>> Start

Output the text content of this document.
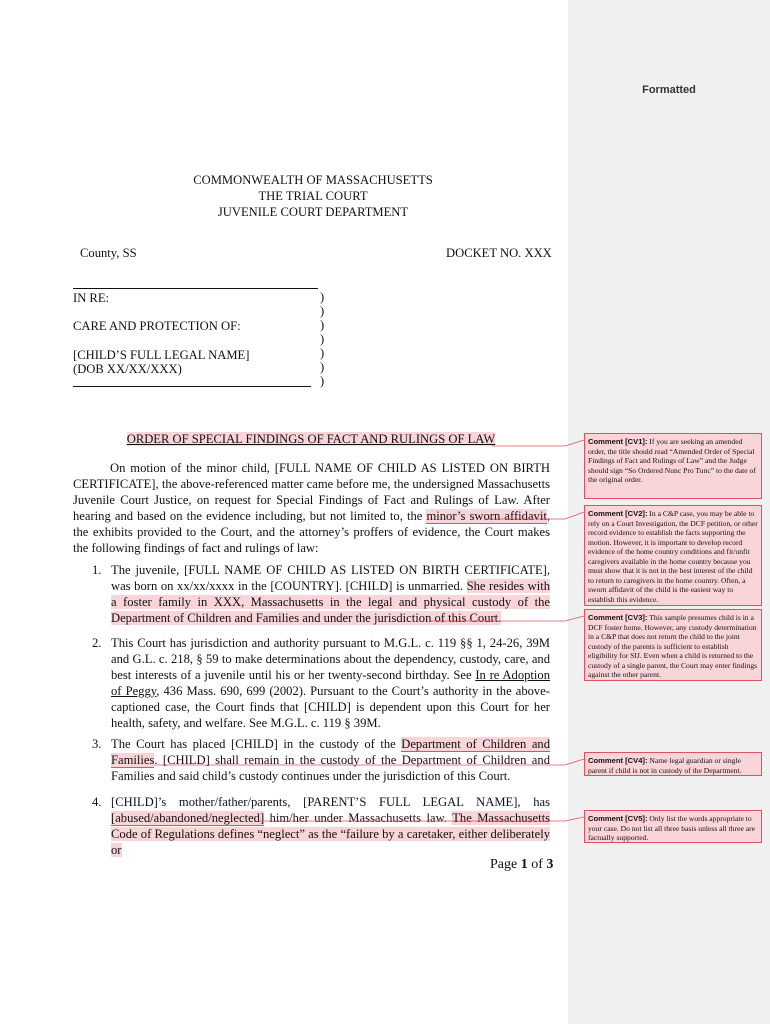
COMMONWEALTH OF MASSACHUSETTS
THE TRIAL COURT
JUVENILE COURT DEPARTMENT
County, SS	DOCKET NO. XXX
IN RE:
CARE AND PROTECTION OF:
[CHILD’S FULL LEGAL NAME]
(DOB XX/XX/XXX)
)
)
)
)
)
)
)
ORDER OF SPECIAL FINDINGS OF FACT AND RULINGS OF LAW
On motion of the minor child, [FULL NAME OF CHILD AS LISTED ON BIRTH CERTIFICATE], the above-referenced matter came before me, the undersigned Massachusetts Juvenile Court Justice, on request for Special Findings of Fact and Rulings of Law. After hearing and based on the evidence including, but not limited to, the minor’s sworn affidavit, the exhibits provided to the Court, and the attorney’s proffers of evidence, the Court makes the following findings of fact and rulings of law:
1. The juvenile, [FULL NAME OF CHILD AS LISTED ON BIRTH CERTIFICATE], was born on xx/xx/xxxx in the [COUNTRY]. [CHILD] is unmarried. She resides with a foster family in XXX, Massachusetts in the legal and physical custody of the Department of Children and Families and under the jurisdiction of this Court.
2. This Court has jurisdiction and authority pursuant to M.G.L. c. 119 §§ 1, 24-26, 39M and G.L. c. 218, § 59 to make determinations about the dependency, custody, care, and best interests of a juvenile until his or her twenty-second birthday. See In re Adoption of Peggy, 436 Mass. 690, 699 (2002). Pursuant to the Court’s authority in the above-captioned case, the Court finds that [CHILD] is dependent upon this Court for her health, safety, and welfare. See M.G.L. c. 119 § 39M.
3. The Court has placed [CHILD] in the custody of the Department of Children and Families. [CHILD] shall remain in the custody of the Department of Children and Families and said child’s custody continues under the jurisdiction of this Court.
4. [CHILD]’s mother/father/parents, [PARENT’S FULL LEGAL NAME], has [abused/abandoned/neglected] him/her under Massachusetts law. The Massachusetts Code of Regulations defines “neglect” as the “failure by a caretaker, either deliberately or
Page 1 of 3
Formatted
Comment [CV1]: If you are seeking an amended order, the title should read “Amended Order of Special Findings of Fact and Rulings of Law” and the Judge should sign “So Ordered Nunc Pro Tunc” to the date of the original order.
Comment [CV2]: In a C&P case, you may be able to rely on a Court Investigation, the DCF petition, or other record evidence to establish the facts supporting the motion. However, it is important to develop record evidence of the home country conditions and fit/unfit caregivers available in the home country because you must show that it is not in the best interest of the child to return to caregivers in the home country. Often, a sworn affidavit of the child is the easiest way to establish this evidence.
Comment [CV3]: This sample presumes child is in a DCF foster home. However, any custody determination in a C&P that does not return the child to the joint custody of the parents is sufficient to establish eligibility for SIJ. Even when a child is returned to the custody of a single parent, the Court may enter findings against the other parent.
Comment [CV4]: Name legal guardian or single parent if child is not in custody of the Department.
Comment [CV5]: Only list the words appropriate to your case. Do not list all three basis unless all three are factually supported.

>> End

**TASK OBJECTIVE**
Using the records above, output their complete text exactly, minus any images.

**REPLY TO THE TASK**
Output the text content of this document.
COMMONWEALTH OF MASSACHUSETTS
THE TRIAL COURT
JUVENILE COURT DEPARTMENT
County, SS	DOCKET NO. XXX
IN RE:
CARE AND PROTECTION OF:
[CHILD’S FULL LEGAL NAME]
(DOB XX/XX/XXX)
)
)
)
)
)
)
)
ORDER OF SPECIAL FINDINGS OF FACT AND RULINGS OF LAW
On motion of the minor child, [FULL NAME OF CHILD AS LISTED ON BIRTH CERTIFICATE], the above-referenced matter came before me, the undersigned Massachusetts Juvenile Court Justice, on request for Special Findings of Fact and Rulings of Law. After hearing and based on the evidence including, but not limited to, the minor’s sworn affidavit, the exhibits provided to the Court, and the attorney’s proffers of evidence, the Court makes the following findings of fact and rulings of law:
1. The juvenile, [FULL NAME OF CHILD AS LISTED ON BIRTH CERTIFICATE], was born on xx/xx/xxxx in the [COUNTRY]. [CHILD] is unmarried. She resides with a foster family in XXX, Massachusetts in the legal and physical custody of the Department of Children and Families and under the jurisdiction of this Court.
2. This Court has jurisdiction and authority pursuant to M.G.L. c. 119 §§ 1, 24-26, 39M and G.L. c. 218, § 59 to make determinations about the dependency, custody, care, and best interests of a juvenile until his or her twenty-second birthday. See In re Adoption of Peggy, 436 Mass. 690, 699 (2002). Pursuant to the Court’s authority in the above-captioned case, the Court finds that [CHILD] is dependent upon this Court for her health, safety, and welfare. See M.G.L. c. 119 § 39M.
3. The Court has placed [CHILD] in the custody of the Department of Children and Families. [CHILD] shall remain in the custody of the Department of Children and Families and said child’s custody continues under the jurisdiction of this Court.
4. [CHILD]’s mother/father/parents, [PARENT’S FULL LEGAL NAME], has [abused/abandoned/neglected] him/her under Massachusetts law. The Massachusetts Code of Regulations defines “neglect” as the “failure by a caretaker, either deliberately or
Page 1 of 3
Formatted
Comment [CV1]: If you are seeking an amended order, the title should read “Amended Order of Special Findings of Fact and Rulings of Law” and the Judge should sign “So Ordered Nunc Pro Tunc” to the date of the original order.
Comment [CV2]: In a C&P case, you may be able to rely on a Court Investigation, the DCF petition, or other record evidence to establish the facts supporting the motion. However, it is important to develop record evidence of the home country conditions and fit/unfit caregivers available in the home country because you must show that it is not in the best interest of the child to return to caregivers in the home country. Often, a sworn affidavit of the child is the easiest way to establish this evidence.
Comment [CV3]: This sample presumes child is in a DCF foster home. However, any custody determination in a C&P that does not return the child to the joint custody of the parents is sufficient to establish eligibility for SIJ. Even when a child is returned to the custody of a single parent, the Court may enter findings against the other parent.
Comment [CV4]: Name legal guardian or single parent if child is not in custody of the Department.
Comment [CV5]: Only list the words appropriate to your case. Do not list all three basis unless all three are factually supported.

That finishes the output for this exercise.